• _THE TASK_
Pictures in the data below are not part of the copy; transcribe everything else exactly.

• _DATA SHOWN_
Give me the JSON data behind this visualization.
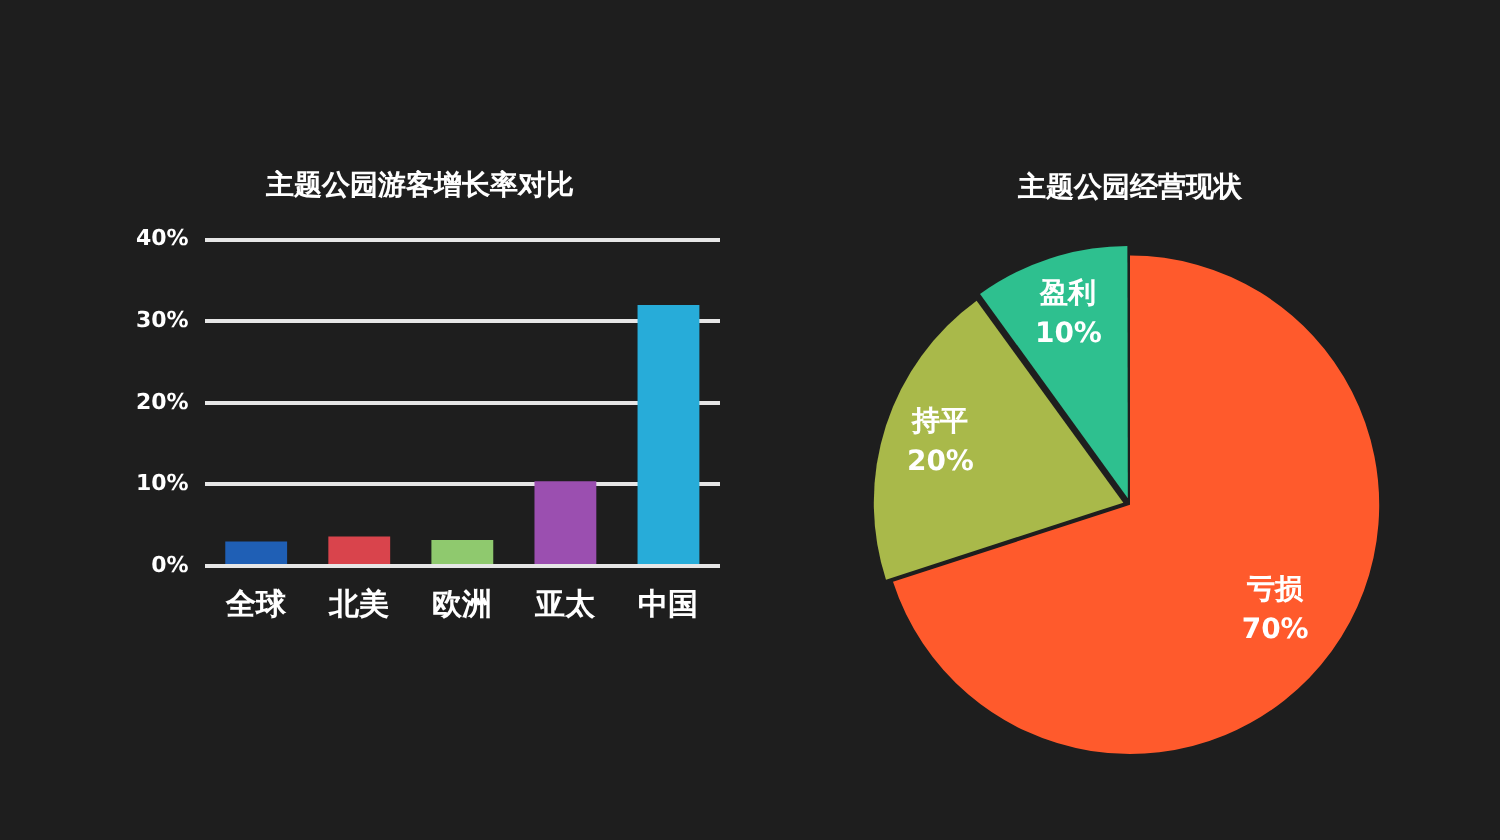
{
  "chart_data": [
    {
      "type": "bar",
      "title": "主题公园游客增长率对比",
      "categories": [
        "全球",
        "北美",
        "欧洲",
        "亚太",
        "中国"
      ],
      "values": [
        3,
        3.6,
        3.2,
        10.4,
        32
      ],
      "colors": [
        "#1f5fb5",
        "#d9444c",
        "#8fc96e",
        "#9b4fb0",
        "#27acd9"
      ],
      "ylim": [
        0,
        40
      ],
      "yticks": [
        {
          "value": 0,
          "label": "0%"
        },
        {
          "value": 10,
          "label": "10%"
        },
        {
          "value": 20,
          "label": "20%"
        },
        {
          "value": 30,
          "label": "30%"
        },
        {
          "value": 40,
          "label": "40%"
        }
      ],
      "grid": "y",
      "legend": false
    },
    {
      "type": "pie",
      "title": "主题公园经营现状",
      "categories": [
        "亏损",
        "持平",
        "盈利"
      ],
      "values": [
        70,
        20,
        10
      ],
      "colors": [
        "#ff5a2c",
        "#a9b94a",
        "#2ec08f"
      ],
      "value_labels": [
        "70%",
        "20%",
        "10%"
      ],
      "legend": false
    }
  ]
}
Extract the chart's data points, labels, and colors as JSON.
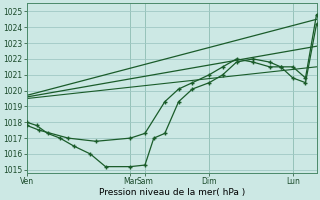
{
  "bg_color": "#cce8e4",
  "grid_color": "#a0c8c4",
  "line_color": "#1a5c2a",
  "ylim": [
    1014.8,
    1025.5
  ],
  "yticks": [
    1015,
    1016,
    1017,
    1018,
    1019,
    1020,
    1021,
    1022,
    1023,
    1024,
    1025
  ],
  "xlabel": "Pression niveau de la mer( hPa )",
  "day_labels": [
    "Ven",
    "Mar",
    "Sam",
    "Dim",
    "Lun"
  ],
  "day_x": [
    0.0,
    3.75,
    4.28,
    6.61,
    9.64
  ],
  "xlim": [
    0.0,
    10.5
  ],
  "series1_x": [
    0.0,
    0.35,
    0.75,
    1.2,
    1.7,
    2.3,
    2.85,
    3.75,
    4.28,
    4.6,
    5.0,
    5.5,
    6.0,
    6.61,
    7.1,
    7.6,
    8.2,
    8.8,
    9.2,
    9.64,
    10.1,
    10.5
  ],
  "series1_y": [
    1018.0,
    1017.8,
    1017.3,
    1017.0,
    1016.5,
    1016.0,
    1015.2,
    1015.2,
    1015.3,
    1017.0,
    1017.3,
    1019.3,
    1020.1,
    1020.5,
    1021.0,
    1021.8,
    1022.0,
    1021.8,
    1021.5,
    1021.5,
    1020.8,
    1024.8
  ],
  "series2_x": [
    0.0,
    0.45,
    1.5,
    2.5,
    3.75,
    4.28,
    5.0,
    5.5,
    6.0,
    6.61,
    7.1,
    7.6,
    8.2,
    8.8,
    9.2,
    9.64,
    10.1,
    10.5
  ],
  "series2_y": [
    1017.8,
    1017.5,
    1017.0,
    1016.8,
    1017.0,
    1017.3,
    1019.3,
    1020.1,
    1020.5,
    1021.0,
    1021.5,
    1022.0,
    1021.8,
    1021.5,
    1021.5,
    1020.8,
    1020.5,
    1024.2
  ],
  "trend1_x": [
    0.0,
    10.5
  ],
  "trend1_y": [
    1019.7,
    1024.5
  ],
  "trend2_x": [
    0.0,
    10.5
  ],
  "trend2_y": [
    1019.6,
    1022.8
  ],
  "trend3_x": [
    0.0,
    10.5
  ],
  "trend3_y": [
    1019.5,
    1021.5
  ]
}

• _TASK SOLUTION_
Give me the JSON data behind this visualization.
{
  "chart_data": [
    {
      "type": "bar",
      "title": "主题公园游客增长率对比",
      "categories": [
        "全球",
        "北美",
        "欧洲",
        "亚太",
        "中国"
      ],
      "values": [
        3,
        3.6,
        3.2,
        10.4,
        32
      ],
      "colors": [
        "#1f5fb5",
        "#d9444c",
        "#8fc96e",
        "#9b4fb0",
        "#27acd9"
      ],
      "ylim": [
        0,
        40
      ],
      "yticks": [
        {
          "value": 0,
          "label": "0%"
        },
        {
          "value": 10,
          "label": "10%"
        },
        {
          "value": 20,
          "label": "20%"
        },
        {
          "value": 30,
          "label": "30%"
        },
        {
          "value": 40,
          "label": "40%"
        }
      ],
      "grid": "y",
      "legend": false
    },
    {
      "type": "pie",
      "title": "主题公园经营现状",
      "categories": [
        "亏损",
        "持平",
        "盈利"
      ],
      "values": [
        70,
        20,
        10
      ],
      "colors": [
        "#ff5a2c",
        "#a9b94a",
        "#2ec08f"
      ],
      "value_labels": [
        "70%",
        "20%",
        "10%"
      ],
      "legend": false
    }
  ]
}
Extract the chart's data points, labels, and colors as JSON.
{
  "bg_color": "#cce8e4",
  "grid_color": "#a0c8c4",
  "line_color": "#1a5c2a",
  "ylim": [
    1014.8,
    1025.5
  ],
  "yticks": [
    1015,
    1016,
    1017,
    1018,
    1019,
    1020,
    1021,
    1022,
    1023,
    1024,
    1025
  ],
  "xlabel": "Pression niveau de la mer( hPa )",
  "day_labels": [
    "Ven",
    "Mar",
    "Sam",
    "Dim",
    "Lun"
  ],
  "day_x": [
    0.0,
    3.75,
    4.28,
    6.61,
    9.64
  ],
  "xlim": [
    0.0,
    10.5
  ],
  "series1_x": [
    0.0,
    0.35,
    0.75,
    1.2,
    1.7,
    2.3,
    2.85,
    3.75,
    4.28,
    4.6,
    5.0,
    5.5,
    6.0,
    6.61,
    7.1,
    7.6,
    8.2,
    8.8,
    9.2,
    9.64,
    10.1,
    10.5
  ],
  "series1_y": [
    1018.0,
    1017.8,
    1017.3,
    1017.0,
    1016.5,
    1016.0,
    1015.2,
    1015.2,
    1015.3,
    1017.0,
    1017.3,
    1019.3,
    1020.1,
    1020.5,
    1021.0,
    1021.8,
    1022.0,
    1021.8,
    1021.5,
    1021.5,
    1020.8,
    1024.8
  ],
  "series2_x": [
    0.0,
    0.45,
    1.5,
    2.5,
    3.75,
    4.28,
    5.0,
    5.5,
    6.0,
    6.61,
    7.1,
    7.6,
    8.2,
    8.8,
    9.2,
    9.64,
    10.1,
    10.5
  ],
  "series2_y": [
    1017.8,
    1017.5,
    1017.0,
    1016.8,
    1017.0,
    1017.3,
    1019.3,
    1020.1,
    1020.5,
    1021.0,
    1021.5,
    1022.0,
    1021.8,
    1021.5,
    1021.5,
    1020.8,
    1020.5,
    1024.2
  ],
  "trend1_x": [
    0.0,
    10.5
  ],
  "trend1_y": [
    1019.7,
    1024.5
  ],
  "trend2_x": [
    0.0,
    10.5
  ],
  "trend2_y": [
    1019.6,
    1022.8
  ],
  "trend3_x": [
    0.0,
    10.5
  ],
  "trend3_y": [
    1019.5,
    1021.5
  ]
}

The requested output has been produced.